Written exercise –
Lines that contain the string "repositório" are to be copied; leave out all others.

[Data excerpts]
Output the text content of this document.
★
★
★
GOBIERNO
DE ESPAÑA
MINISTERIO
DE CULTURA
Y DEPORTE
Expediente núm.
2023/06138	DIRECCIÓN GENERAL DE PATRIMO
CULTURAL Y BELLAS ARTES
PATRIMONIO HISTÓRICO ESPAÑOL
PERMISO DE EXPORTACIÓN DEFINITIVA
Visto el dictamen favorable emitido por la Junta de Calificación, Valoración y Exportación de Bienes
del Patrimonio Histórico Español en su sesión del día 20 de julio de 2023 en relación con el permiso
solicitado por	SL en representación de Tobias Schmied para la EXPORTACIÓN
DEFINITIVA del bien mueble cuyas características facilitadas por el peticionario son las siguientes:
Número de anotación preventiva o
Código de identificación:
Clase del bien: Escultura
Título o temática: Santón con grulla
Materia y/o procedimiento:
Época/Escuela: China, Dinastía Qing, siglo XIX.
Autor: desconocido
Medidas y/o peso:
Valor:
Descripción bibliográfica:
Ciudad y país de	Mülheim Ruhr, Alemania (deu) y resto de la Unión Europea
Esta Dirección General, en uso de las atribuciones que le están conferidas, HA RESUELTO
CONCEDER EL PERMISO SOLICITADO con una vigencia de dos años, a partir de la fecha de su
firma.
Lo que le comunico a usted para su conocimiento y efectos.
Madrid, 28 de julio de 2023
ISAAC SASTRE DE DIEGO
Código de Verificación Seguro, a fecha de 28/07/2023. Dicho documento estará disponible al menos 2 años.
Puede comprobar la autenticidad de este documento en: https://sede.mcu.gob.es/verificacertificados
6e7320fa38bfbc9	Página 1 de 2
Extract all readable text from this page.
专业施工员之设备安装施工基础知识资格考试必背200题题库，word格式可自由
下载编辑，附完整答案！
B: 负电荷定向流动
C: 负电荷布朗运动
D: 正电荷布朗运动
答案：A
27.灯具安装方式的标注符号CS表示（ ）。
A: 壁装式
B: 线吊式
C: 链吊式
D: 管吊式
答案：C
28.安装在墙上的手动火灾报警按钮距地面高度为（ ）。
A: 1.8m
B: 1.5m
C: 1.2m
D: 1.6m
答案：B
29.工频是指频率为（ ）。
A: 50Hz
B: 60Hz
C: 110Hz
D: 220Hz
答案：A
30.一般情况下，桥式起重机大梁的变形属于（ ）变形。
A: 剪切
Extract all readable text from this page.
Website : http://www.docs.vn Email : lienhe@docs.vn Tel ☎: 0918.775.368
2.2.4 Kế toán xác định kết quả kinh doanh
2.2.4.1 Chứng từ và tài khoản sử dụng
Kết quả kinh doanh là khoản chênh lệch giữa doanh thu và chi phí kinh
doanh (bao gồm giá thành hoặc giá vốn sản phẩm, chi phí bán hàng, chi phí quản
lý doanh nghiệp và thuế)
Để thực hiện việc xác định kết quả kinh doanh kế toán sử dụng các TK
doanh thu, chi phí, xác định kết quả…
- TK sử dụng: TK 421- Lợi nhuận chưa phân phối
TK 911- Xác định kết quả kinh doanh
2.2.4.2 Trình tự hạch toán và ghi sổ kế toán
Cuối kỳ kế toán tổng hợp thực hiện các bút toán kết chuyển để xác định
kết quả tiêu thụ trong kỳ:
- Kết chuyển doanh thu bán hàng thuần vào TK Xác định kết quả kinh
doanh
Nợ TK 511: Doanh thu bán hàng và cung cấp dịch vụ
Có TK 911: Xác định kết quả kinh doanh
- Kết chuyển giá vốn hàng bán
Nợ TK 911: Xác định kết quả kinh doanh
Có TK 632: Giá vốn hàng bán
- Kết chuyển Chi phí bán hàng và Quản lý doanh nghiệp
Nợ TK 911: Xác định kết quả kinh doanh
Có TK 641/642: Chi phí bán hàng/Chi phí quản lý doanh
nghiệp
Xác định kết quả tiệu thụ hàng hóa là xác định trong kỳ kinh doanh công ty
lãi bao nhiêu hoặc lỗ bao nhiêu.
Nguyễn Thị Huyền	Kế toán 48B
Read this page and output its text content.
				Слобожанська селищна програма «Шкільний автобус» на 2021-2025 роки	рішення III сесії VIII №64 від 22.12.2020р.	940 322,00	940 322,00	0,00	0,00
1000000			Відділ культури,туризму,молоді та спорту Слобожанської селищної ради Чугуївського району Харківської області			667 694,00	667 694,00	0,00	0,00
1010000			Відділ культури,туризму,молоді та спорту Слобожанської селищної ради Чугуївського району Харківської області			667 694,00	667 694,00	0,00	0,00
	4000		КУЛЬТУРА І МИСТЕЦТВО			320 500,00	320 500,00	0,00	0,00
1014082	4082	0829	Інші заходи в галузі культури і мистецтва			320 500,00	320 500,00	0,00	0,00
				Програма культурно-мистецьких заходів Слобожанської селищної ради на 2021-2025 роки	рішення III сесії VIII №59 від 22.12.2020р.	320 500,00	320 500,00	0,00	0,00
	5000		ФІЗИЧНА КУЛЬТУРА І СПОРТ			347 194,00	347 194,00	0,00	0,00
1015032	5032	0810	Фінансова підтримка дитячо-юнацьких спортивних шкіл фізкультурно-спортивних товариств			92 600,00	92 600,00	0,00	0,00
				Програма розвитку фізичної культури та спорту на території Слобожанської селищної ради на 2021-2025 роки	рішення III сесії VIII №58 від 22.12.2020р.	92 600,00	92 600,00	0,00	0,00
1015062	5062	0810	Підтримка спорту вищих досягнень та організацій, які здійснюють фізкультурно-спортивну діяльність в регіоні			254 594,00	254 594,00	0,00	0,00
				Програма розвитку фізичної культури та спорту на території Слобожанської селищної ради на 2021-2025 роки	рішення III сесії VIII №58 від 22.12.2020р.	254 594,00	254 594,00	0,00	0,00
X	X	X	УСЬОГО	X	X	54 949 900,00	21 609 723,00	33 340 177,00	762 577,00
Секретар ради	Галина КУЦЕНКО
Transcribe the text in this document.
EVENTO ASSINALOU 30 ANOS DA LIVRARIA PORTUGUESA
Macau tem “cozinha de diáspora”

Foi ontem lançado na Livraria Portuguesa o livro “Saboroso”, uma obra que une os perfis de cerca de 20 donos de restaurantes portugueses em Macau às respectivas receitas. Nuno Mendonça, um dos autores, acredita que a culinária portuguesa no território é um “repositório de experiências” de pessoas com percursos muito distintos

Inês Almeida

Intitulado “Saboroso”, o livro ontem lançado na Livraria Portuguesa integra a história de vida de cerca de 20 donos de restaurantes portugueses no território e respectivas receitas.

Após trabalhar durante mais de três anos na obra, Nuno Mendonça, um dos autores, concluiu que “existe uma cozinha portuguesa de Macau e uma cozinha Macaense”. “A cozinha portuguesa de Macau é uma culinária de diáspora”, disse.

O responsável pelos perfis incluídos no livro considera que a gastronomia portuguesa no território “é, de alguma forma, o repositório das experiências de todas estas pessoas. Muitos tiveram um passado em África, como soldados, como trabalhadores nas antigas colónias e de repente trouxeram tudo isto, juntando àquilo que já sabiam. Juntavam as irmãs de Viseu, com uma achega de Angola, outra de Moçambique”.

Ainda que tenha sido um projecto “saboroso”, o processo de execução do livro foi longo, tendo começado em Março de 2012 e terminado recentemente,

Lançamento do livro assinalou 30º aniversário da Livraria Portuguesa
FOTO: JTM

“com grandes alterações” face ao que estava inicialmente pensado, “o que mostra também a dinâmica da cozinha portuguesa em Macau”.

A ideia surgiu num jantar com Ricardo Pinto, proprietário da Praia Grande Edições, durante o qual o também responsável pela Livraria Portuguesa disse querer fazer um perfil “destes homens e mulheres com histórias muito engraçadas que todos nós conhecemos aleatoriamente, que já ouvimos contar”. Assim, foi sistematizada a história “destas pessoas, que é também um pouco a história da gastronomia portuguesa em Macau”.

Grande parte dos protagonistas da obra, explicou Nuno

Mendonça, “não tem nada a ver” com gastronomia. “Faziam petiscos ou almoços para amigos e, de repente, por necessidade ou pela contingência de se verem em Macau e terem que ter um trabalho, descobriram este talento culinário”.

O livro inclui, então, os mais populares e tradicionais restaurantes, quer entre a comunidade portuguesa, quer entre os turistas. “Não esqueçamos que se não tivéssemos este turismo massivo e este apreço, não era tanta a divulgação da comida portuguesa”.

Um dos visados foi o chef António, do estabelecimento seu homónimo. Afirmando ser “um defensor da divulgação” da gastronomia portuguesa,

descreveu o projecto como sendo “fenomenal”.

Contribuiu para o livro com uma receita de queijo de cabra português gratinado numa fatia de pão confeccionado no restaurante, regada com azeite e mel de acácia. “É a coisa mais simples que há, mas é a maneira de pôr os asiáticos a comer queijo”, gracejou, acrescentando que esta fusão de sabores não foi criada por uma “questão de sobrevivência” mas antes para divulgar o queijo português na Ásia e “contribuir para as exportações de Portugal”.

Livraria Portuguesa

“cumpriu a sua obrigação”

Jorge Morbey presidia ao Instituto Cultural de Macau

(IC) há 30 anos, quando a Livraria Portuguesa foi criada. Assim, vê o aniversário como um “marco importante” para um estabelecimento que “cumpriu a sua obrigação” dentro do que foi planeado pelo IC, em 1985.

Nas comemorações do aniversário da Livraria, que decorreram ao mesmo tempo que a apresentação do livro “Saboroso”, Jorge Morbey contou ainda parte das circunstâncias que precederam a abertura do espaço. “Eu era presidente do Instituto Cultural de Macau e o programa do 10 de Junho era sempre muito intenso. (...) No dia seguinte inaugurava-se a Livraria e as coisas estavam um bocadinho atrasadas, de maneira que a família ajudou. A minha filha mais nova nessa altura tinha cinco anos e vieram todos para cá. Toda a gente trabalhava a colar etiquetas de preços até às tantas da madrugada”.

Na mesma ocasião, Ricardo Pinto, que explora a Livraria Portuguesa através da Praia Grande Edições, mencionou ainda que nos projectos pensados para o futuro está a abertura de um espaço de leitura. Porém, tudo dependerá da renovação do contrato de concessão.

Output of the task –
Foi ontem lançado na Livraria Portuguesa o livro “Saboroso”, uma obra que une os perfis de cerca de 20 donos de restaurantes portugueses em Macau às respectivas receitas. Nuno Mendonça, um dos autores, acredita que a culinária portuguesa no território é um “repositório de experiências” de pessoas com percursos muito distintos
O responsável pelos perfis incluídos no livro considera que a gastronomia portuguesa no território “é, de alguma forma, o repositório das experiências de todas estas pessoas. Muitos tiveram um passado em África, como soldados, como trabalhadores nas antigas colónias e de repente trouxeram tudo isto, juntando àquilo que já sabiam. Juntavam as irmãs de Viseu, com uma achega de Angola, outra de Moçambique”.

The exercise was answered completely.